Quote every line below exactly and skip any picture.

··· Records for this exercise ···

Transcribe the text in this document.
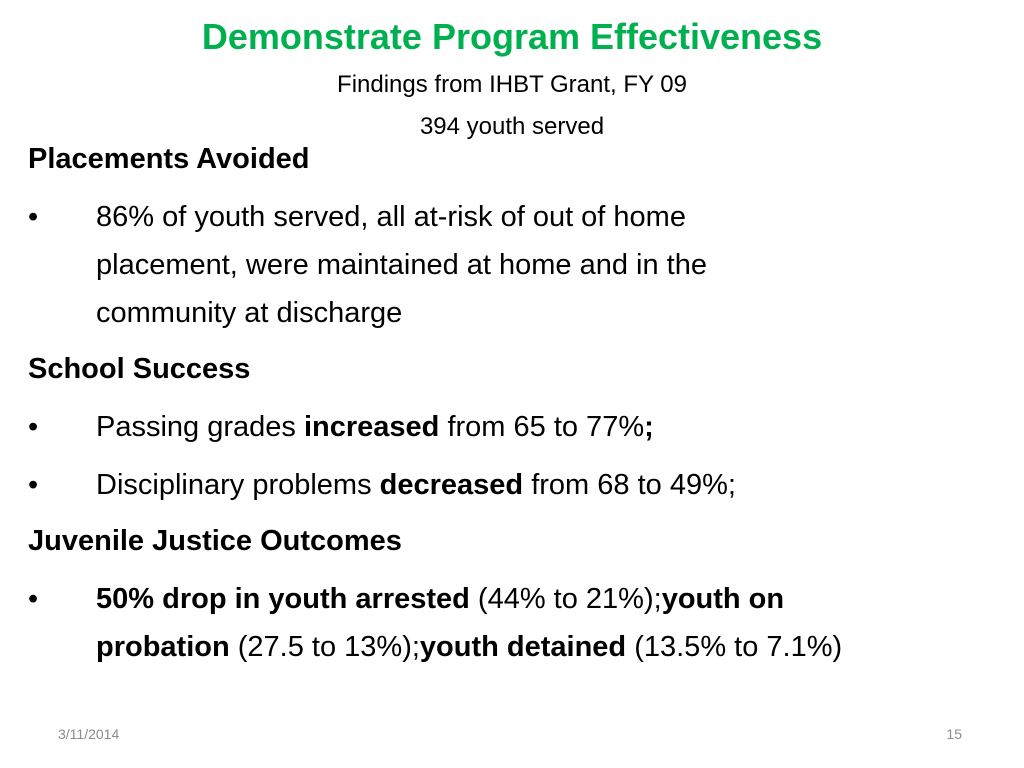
Demonstrate Program Effectiveness
Findings from IHBT Grant, FY 09
394 youth served
Placements Avoided
•	86% of youth served, all at-risk of out of home
placement, were maintained at home and in the
community at discharge
School Success
•	Passing grades increased from 65 to 77%;
•	Disciplinary problems decreased from 68 to 49%;
Juvenile Justice Outcomes
•	50% drop in youth arrested (44% to 21%);youth on
probation (27.5 to 13%);youth detained (13.5% to 7.1%)
3/11/2014	15
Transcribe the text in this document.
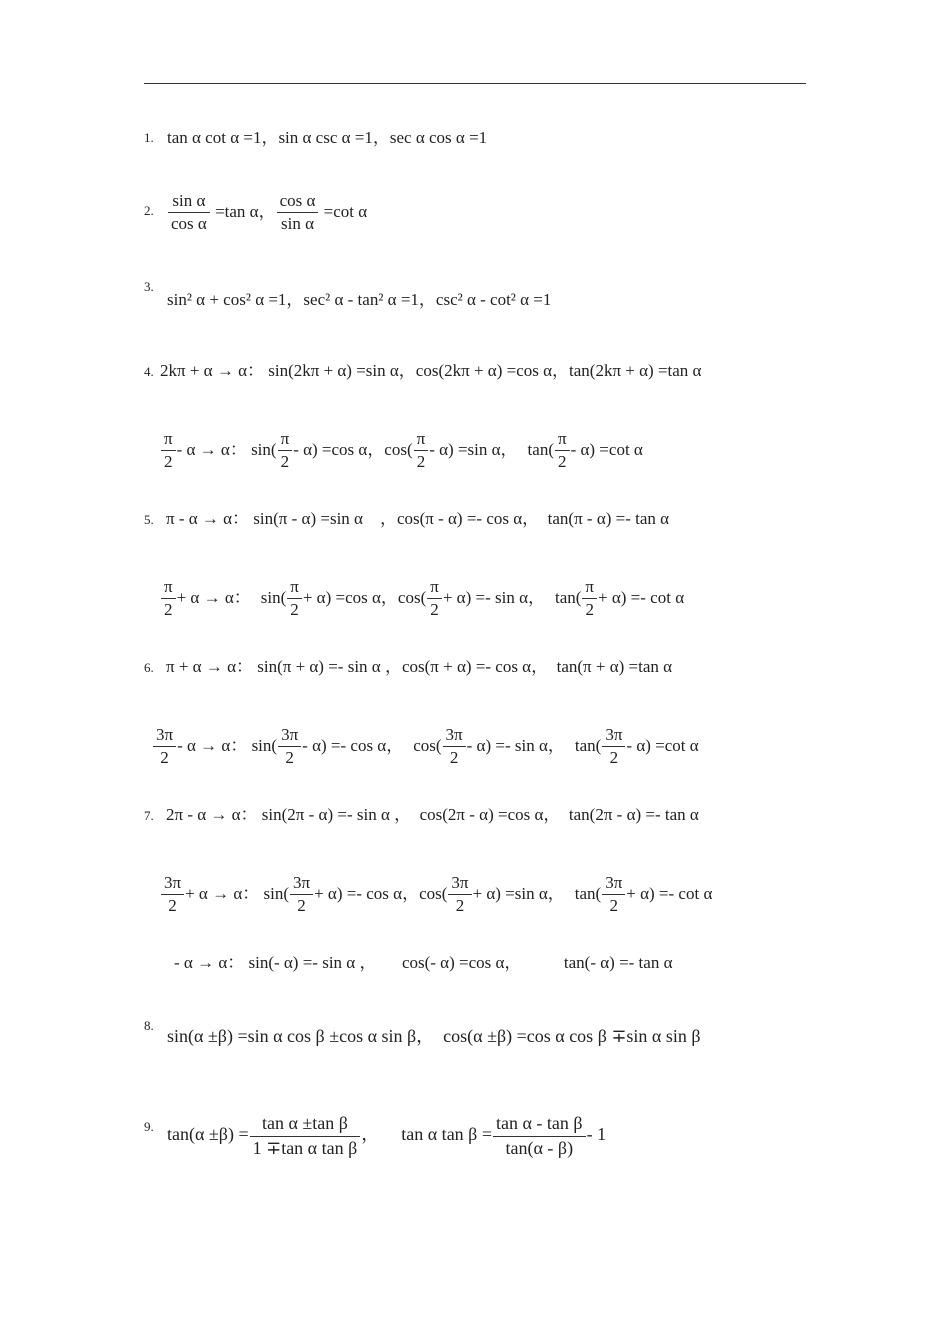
1. tan α cot α =1，sin α csc α =1，sec α cos α =1
2. $\frac{\text{sin α}}{\text{cos α}} =\tan$ α， $\frac{\text{cos α}}{\text{sin α}} =\cot$ α
3.
sin² α + cos² α =1，sec² α - tan² α =1，csc² α - cot² α =1
4. 2kπ + α → α： sin(2kπ + α) =sin α，cos(2kπ + α) =cos α，tan(2kπ + α) =tan α
$\frac{\pi}{2} - \alpha \to \alpha$： $\sin( \frac{\pi}{2} - \alpha) =\cos$ α，$\cos( \frac{\pi}{2} - \alpha) =\sin$ α， $\tan( \frac{\pi}{2} - \alpha) =\cot$ α
5. π - α → α： sin(π - α) =sin α　，cos(π - α) =- cos α，　tan(π - α) =- tan α
$\frac{\pi}{2} + \alpha \to \alpha$： $\sin( \frac{\pi}{2} + \alpha) =\cos$ α，$\cos( \frac{\pi}{2} + \alpha) =- \sin \alpha$， $\tan( \frac{\pi}{2} + \alpha) =- \cot \alpha$
6. π + α → α： sin(π + α) =- sin α ，cos(π + α) =- cos α，　tan(π + α) =tan α
$\frac{3\pi}{2} - \alpha \to \alpha$： $\sin( \frac{3\pi}{2} - \alpha) =- \cos \alpha$， $\cos( \frac{3\pi}{2} - \alpha) =- \sin \alpha$， $\tan( \frac{3\pi}{2} - \alpha) =\cot$ α
7. 2π - α → α： sin(2π - α) =- sin α ，　cos(2π - α) =cos α，　tan(2π - α) =- tan α
$\frac{3\pi}{2} + \alpha \to \alpha$： $\sin( \frac{3\pi}{2} + \alpha) =- \cos \alpha$，$\cos( \frac{3\pi}{2} + \alpha) =\sin$ α， $\tan( \frac{3\pi}{2} + \alpha) =- \cot \alpha$
- α → α： sin(- α) =- sin α ，　　cos(- α) =cos α，　　　tan(- α) =- tan α
8.
sin(α ±β) =sin α cos β ±cos α sin β，　cos(α ±β) =cos α cos β ∓sin α sin β
9. $\tan(\alpha \pm\beta) = \frac{\text{tan α ±tan β}}{\text{1 ∓tan α tan β}}$ ， tan α $\tan \beta = \frac{\text{tan α - tan β}}{\tan(\alpha - \beta)} - 1$
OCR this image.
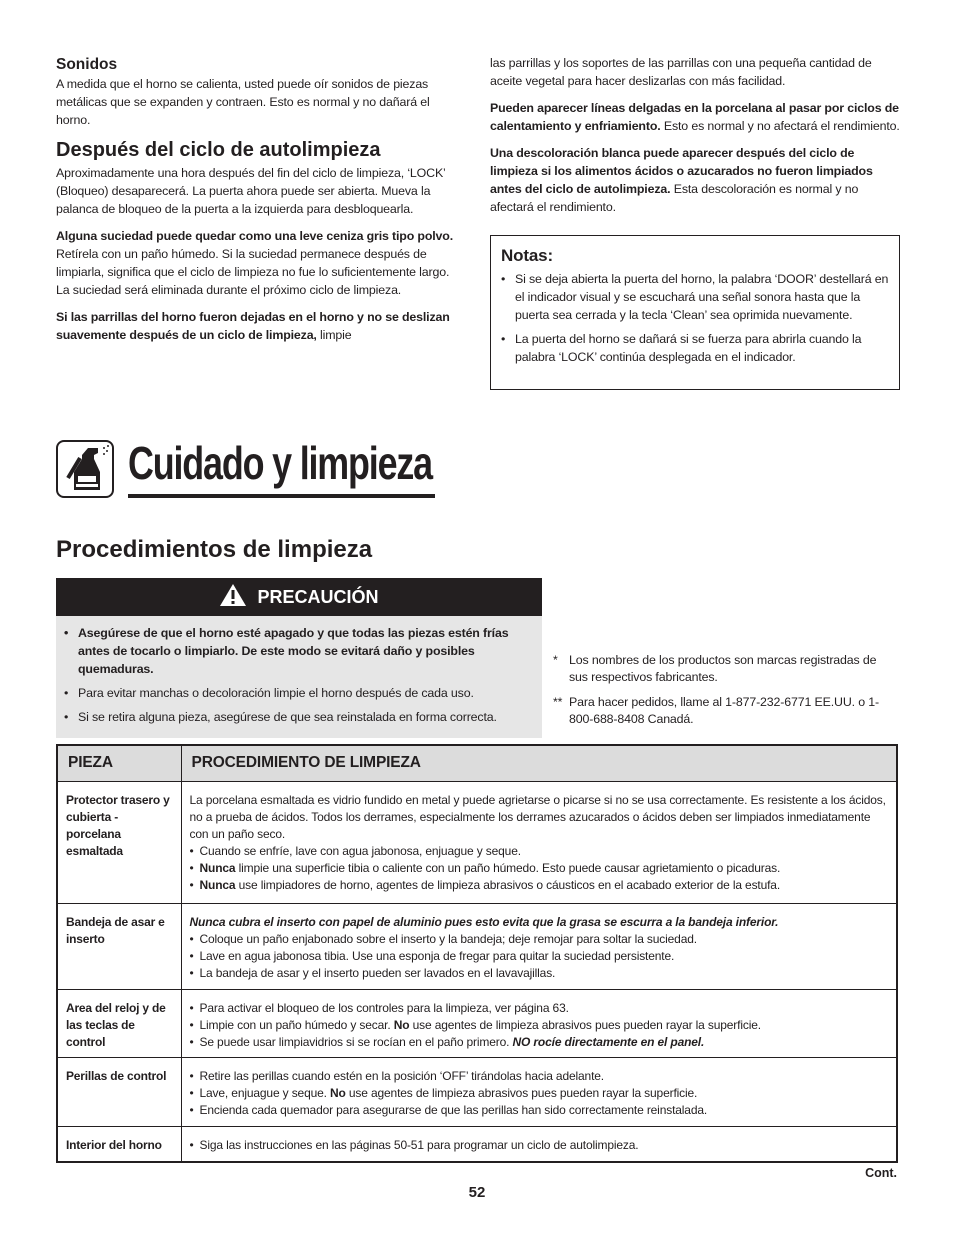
Sonidos

A medida que el horno se calienta, usted puede oír sonidos de piezas metálicas que se expanden y contraen. Esto es normal y no dañará el horno.

Después del ciclo de autolimpieza

Aproximadamente una hora después del fin del ciclo de limpieza, ‘LOCK’ (Bloqueo) desaparecerá. La puerta ahora puede ser abierta. Mueva la palanca de bloqueo de la puerta a la izquierda para desbloquearla.

Alguna suciedad puede quedar como una leve ceniza gris tipo polvo. Retírela con un paño húmedo. Si la suciedad permanece después de limpiarla, significa que el ciclo de limpieza no fue lo suficientemente largo. La suciedad será eliminada durante el próximo ciclo de limpieza.

Si las parrillas del horno fueron dejadas en el horno y no se deslizan suavemente después de un ciclo de limpieza, limpie

las parrillas y los soportes de las parrillas con una pequeña cantidad de aceite vegetal para hacer deslizarlas con más facilidad.

Pueden aparecer líneas delgadas en la porcelana al pasar por ciclos de calentamiento y enfriamiento. Esto es normal y no afectará el rendimiento.

Una descoloración blanca puede aparecer después del ciclo de limpieza si los alimentos ácidos o azucarados no fueron limpiados antes del ciclo de autolimpieza. Esta descoloración es normal y no afectará el rendimiento.

Notas:
• Si se deja abierta la puerta del horno, la palabra ‘DOOR’ destellará en el indicador visual y se escuchará una señal sonora hasta que la puerta sea cerrada y la tecla ‘Clean’ sea oprimida nuevamente.
• La puerta del horno se dañará si se fuerza para abrirla cuando la palabra ‘LOCK’ continúa desplegada en el indicador.
Cuidado y limpieza
Procedimientos de limpieza
PRECAUCIÓN
• Asegúrese de que el horno esté apagado y que todas las piezas estén frías antes de tocarlo o limpiarlo. De este modo se evitará daño y posibles quemaduras.
• Para evitar manchas o decoloración limpie el horno después de cada uso.
• Si se retira alguna pieza, asegúrese de que sea reinstalada en forma correcta.
* Los nombres de los productos son marcas registradas de sus respectivos fabricantes.
** Para hacer pedidos, llame al 1-877-232-6771 EE.UU. o 1-800-688-8408 Canadá.
PIEZA	PROCEDIMIENTO DE LIMPIEZA
Protector trasero y cubierta - porcelana esmaltada	La porcelana esmaltada es vidrio fundido en metal y puede agrietarse o picarse si no se usa correctamente. Es resistente a los ácidos, no a prueba de ácidos. Todos los derrames, especialmente los derrames azucarados o ácidos deben ser limpiados inmediatamente con un paño seco.
• Cuando se enfríe, lave con agua jabonosa, enjuague y seque.
• Nunca limpie una superficie tibia o caliente con un paño húmedo. Esto puede causar agrietamiento o picaduras.
• Nunca use limpiadores de horno, agentes de limpieza abrasivos o cáusticos en el acabado exterior de la estufa.

Bandeja de asar e inserto	Nunca cubra el inserto con papel de aluminio pues esto evita que la grasa se escurra a la bandeja inferior.
• Coloque un paño enjabonado sobre el inserto y la bandeja; deje remojar para soltar la suciedad.
• Lave en agua jabonosa tibia. Use una esponja de fregar para quitar la suciedad persistente.
• La bandeja de asar y el inserto pueden ser lavados en el lavavajillas.

Area del reloj y de las teclas de control	• Para activar el bloqueo de los controles para la limpieza, ver página 63.
• Limpie con un paño húmedo y secar. No use agentes de limpieza abrasivos pues pueden rayar la superficie.
• Se puede usar limpiavidrios si se rocían en el paño primero. NO rocíe directamente en el panel.

Perillas de control	• Retire las perillas cuando estén en la posición ‘OFF’ tirándolas hacia adelante.
• Lave, enjuague y seque. No use agentes de limpieza abrasivos pues pueden rayar la superficie.
• Encienda cada quemador para asegurarse de que las perillas han sido correctamente reinstalada.

Interior del horno	• Siga las instrucciones en las páginas 50-51 para programar un ciclo de autolimpieza.
Cont.
52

···

§ Reply:
Transcribe the text in this document.
Demonstrate Program Effectiveness
Findings from IHBT Grant, FY 09
394 youth served
Placements Avoided
•	86% of youth served, all at-risk of out of home
placement, were maintained at home and in the
community at discharge
School Success
•	Passing grades increased from 65 to 77%;
•	Disciplinary problems decreased from 68 to 49%;
Juvenile Justice Outcomes
•	50% drop in youth arrested (44% to 21%);youth on
probation (27.5 to 13%);youth detained (13.5% to 7.1%)
3/11/2014	15
Transcribe the text in this document.
1. tan α cot α =1，sin α csc α =1，sec α cos α =1
2. $\frac{\text{sin α}}{\text{cos α}} =\tan$ α， $\frac{\text{cos α}}{\text{sin α}} =\cot$ α
3.
sin² α + cos² α =1，sec² α - tan² α =1，csc² α - cot² α =1
4. 2kπ + α → α： sin(2kπ + α) =sin α，cos(2kπ + α) =cos α，tan(2kπ + α) =tan α
$\frac{\pi}{2} - \alpha \to \alpha$： $\sin( \frac{\pi}{2} - \alpha) =\cos$ α，$\cos( \frac{\pi}{2} - \alpha) =\sin$ α， $\tan( \frac{\pi}{2} - \alpha) =\cot$ α
5. π - α → α： sin(π - α) =sin α　，cos(π - α) =- cos α，　tan(π - α) =- tan α
$\frac{\pi}{2} + \alpha \to \alpha$： $\sin( \frac{\pi}{2} + \alpha) =\cos$ α，$\cos( \frac{\pi}{2} + \alpha) =- \sin \alpha$， $\tan( \frac{\pi}{2} + \alpha) =- \cot \alpha$
6. π + α → α： sin(π + α) =- sin α ，cos(π + α) =- cos α，　tan(π + α) =tan α
$\frac{3\pi}{2} - \alpha \to \alpha$： $\sin( \frac{3\pi}{2} - \alpha) =- \cos \alpha$， $\cos( \frac{3\pi}{2} - \alpha) =- \sin \alpha$， $\tan( \frac{3\pi}{2} - \alpha) =\cot$ α
7. 2π - α → α： sin(2π - α) =- sin α ，　cos(2π - α) =cos α，　tan(2π - α) =- tan α
$\frac{3\pi}{2} + \alpha \to \alpha$： $\sin( \frac{3\pi}{2} + \alpha) =- \cos \alpha$，$\cos( \frac{3\pi}{2} + \alpha) =\sin$ α， $\tan( \frac{3\pi}{2} + \alpha) =- \cot \alpha$
- α → α： sin(- α) =- sin α ，　　cos(- α) =cos α，　　　tan(- α) =- tan α
8.
sin(α ±β) =sin α cos β ±cos α sin β，　cos(α ±β) =cos α cos β ∓sin α sin β
9. $\tan(\alpha \pm\beta) = \frac{\text{tan α ±tan β}}{\text{1 ∓tan α tan β}}$ ， tan α $\tan \beta = \frac{\text{tan α - tan β}}{\tan(\alpha - \beta)} - 1$
OCR this image.
Sonidos

A medida que el horno se calienta, usted puede oír sonidos de piezas metálicas que se expanden y contraen. Esto es normal y no dañará el horno.

Después del ciclo de autolimpieza

Aproximadamente una hora después del fin del ciclo de limpieza, ‘LOCK’ (Bloqueo) desaparecerá. La puerta ahora puede ser abierta. Mueva la palanca de bloqueo de la puerta a la izquierda para desbloquearla.

Alguna suciedad puede quedar como una leve ceniza gris tipo polvo. Retírela con un paño húmedo. Si la suciedad permanece después de limpiarla, significa que el ciclo de limpieza no fue lo suficientemente largo. La suciedad será eliminada durante el próximo ciclo de limpieza.

Si las parrillas del horno fueron dejadas en el horno y no se deslizan suavemente después de un ciclo de limpieza, limpie

las parrillas y los soportes de las parrillas con una pequeña cantidad de aceite vegetal para hacer deslizarlas con más facilidad.

Pueden aparecer líneas delgadas en la porcelana al pasar por ciclos de calentamiento y enfriamiento. Esto es normal y no afectará el rendimiento.

Una descoloración blanca puede aparecer después del ciclo de limpieza si los alimentos ácidos o azucarados no fueron limpiados antes del ciclo de autolimpieza. Esta descoloración es normal y no afectará el rendimiento.

Notas:
• Si se deja abierta la puerta del horno, la palabra ‘DOOR’ destellará en el indicador visual y se escuchará una señal sonora hasta que la puerta sea cerrada y la tecla ‘Clean’ sea oprimida nuevamente.
• La puerta del horno se dañará si se fuerza para abrirla cuando la palabra ‘LOCK’ continúa desplegada en el indicador.
Cuidado y limpieza
Procedimientos de limpieza
PRECAUCIÓN
• Asegúrese de que el horno esté apagado y que todas las piezas estén frías antes de tocarlo o limpiarlo. De este modo se evitará daño y posibles quemaduras.
• Para evitar manchas o decoloración limpie el horno después de cada uso.
• Si se retira alguna pieza, asegúrese de que sea reinstalada en forma correcta.
* Los nombres de los productos son marcas registradas de sus respectivos fabricantes.
** Para hacer pedidos, llame al 1-877-232-6771 EE.UU. o 1-800-688-8408 Canadá.
PIEZA	PROCEDIMIENTO DE LIMPIEZA
Protector trasero y cubierta - porcelana esmaltada	La porcelana esmaltada es vidrio fundido en metal y puede agrietarse o picarse si no se usa correctamente. Es resistente a los ácidos, no a prueba de ácidos. Todos los derrames, especialmente los derrames azucarados o ácidos deben ser limpiados inmediatamente con un paño seco.
• Cuando se enfríe, lave con agua jabonosa, enjuague y seque.
• Nunca limpie una superficie tibia o caliente con un paño húmedo. Esto puede causar agrietamiento o picaduras.
• Nunca use limpiadores de horno, agentes de limpieza abrasivos o cáusticos en el acabado exterior de la estufa.

Bandeja de asar e inserto	Nunca cubra el inserto con papel de aluminio pues esto evita que la grasa se escurra a la bandeja inferior.
• Coloque un paño enjabonado sobre el inserto y la bandeja; deje remojar para soltar la suciedad.
• Lave en agua jabonosa tibia. Use una esponja de fregar para quitar la suciedad persistente.
• La bandeja de asar y el inserto pueden ser lavados en el lavavajillas.

Area del reloj y de las teclas de control	• Para activar el bloqueo de los controles para la limpieza, ver página 63.
• Limpie con un paño húmedo y secar. No use agentes de limpieza abrasivos pues pueden rayar la superficie.
• Se puede usar limpiavidrios si se rocían en el paño primero. NO rocíe directamente en el panel.

Perillas de control	• Retire las perillas cuando estén en la posición ‘OFF’ tirándolas hacia adelante.
• Lave, enjuague y seque. No use agentes de limpieza abrasivos pues pueden rayar la superficie.
• Encienda cada quemador para asegurarse de que las perillas han sido correctamente reinstalada.

Interior del horno	• Siga las instrucciones en las páginas 50-51 para programar un ciclo de autolimpieza.
Cont.
52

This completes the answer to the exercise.